- Given data
———
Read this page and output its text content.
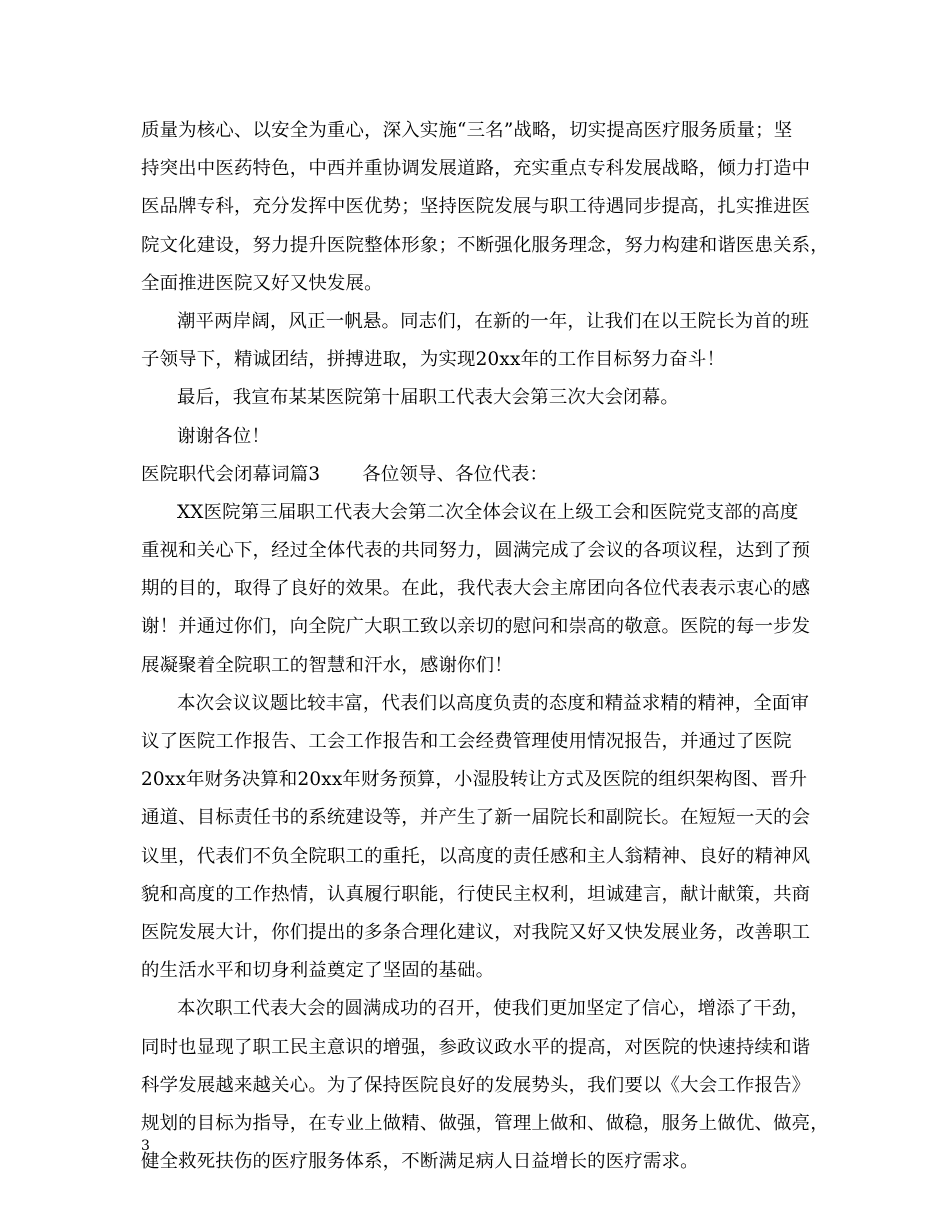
质量为核心、以安全为重心，深入实施“三名”战略，切实提高医疗服务质量；坚
持突出中医药特色，中西并重协调发展道路，充实重点专科发展战略，倾力打造中
医品牌专科，充分发挥中医优势；坚持医院发展与职工待遇同步提高，扎实推进医
院文化建设，努力提升医院整体形象；不断强化服务理念，努力构建和谐医患关系，
全面推进医院又好又快发展。
潮平两岸阔，风正一帆悬。同志们，在新的一年，让我们在以王院长为首的班
子领导下，精诚团结，拼搏进取，为实现20xx年的工作目标努力奋斗！
最后，我宣布某某医院第十届职工代表大会第三次大会闭幕。
谢谢各位！
医院职代会闭幕词篇3 各位领导、各位代表：
XX医院第三届职工代表大会第二次全体会议在上级工会和医院党支部的高度
重视和关心下，经过全体代表的共同努力，圆满完成了会议的各项议程，达到了预
期的目的，取得了良好的效果。在此，我代表大会主席团向各位代表表示衷心的感
谢！并通过你们，向全院广大职工致以亲切的慰问和崇高的敬意。医院的每一步发
展凝聚着全院职工的智慧和汗水，感谢你们！
本次会议议题比较丰富，代表们以高度负责的态度和精益求精的精神，全面审
议了医院工作报告、工会工作报告和工会经费管理使用情况报告，并通过了医院
20xx年财务决算和20xx年财务预算，小湿股转让方式及医院的组织架构图、晋升
通道、目标责任书的系统建设等，并产生了新一届院长和副院长。在短短一天的会
议里，代表们不负全院职工的重托，以高度的责任感和主人翁精神、良好的精神风
貌和高度的工作热情，认真履行职能，行使民主权利，坦诚建言，献计献策，共商
医院发展大计，你们提出的多条合理化建议，对我院又好又快发展业务，改善职工
的生活水平和切身利益奠定了坚固的基础。
本次职工代表大会的圆满成功的召开，使我们更加坚定了信心，增添了干劲，
同时也显现了职工民主意识的增强，参政议政水平的提高，对医院的快速持续和谐
科学发展越来越关心。为了保持医院良好的发展势头，我们要以《大会工作报告》
规划的目标为指导，在专业上做精、做强，管理上做和、做稳，服务上做优、做亮，
健全救死扶伤的医疗服务体系，不断满足病人日益增长的医疗需求。
3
———
- Objective
Would you return the data exactly as written, without the pictures?

- Response to this task
Read this page and output its text content.
质量为核心、以安全为重心，深入实施“三名”战略，切实提高医疗服务质量；坚
持突出中医药特色，中西并重协调发展道路，充实重点专科发展战略，倾力打造中
医品牌专科，充分发挥中医优势；坚持医院发展与职工待遇同步提高，扎实推进医
院文化建设，努力提升医院整体形象；不断强化服务理念，努力构建和谐医患关系，
全面推进医院又好又快发展。
潮平两岸阔，风正一帆悬。同志们，在新的一年，让我们在以王院长为首的班
子领导下，精诚团结，拼搏进取，为实现20xx年的工作目标努力奋斗！
最后，我宣布某某医院第十届职工代表大会第三次大会闭幕。
谢谢各位！
医院职代会闭幕词篇3 各位领导、各位代表：
XX医院第三届职工代表大会第二次全体会议在上级工会和医院党支部的高度
重视和关心下，经过全体代表的共同努力，圆满完成了会议的各项议程，达到了预
期的目的，取得了良好的效果。在此，我代表大会主席团向各位代表表示衷心的感
谢！并通过你们，向全院广大职工致以亲切的慰问和崇高的敬意。医院的每一步发
展凝聚着全院职工的智慧和汗水，感谢你们！
本次会议议题比较丰富，代表们以高度负责的态度和精益求精的精神，全面审
议了医院工作报告、工会工作报告和工会经费管理使用情况报告，并通过了医院
20xx年财务决算和20xx年财务预算，小湿股转让方式及医院的组织架构图、晋升
通道、目标责任书的系统建设等，并产生了新一届院长和副院长。在短短一天的会
议里，代表们不负全院职工的重托，以高度的责任感和主人翁精神、良好的精神风
貌和高度的工作热情，认真履行职能，行使民主权利，坦诚建言，献计献策，共商
医院发展大计，你们提出的多条合理化建议，对我院又好又快发展业务，改善职工
的生活水平和切身利益奠定了坚固的基础。
本次职工代表大会的圆满成功的召开，使我们更加坚定了信心，增添了干劲，
同时也显现了职工民主意识的增强，参政议政水平的提高，对医院的快速持续和谐
科学发展越来越关心。为了保持医院良好的发展势头，我们要以《大会工作报告》
规划的目标为指导，在专业上做精、做强，管理上做和、做稳，服务上做优、做亮，
健全救死扶伤的医疗服务体系，不断满足病人日益增长的医疗需求。
3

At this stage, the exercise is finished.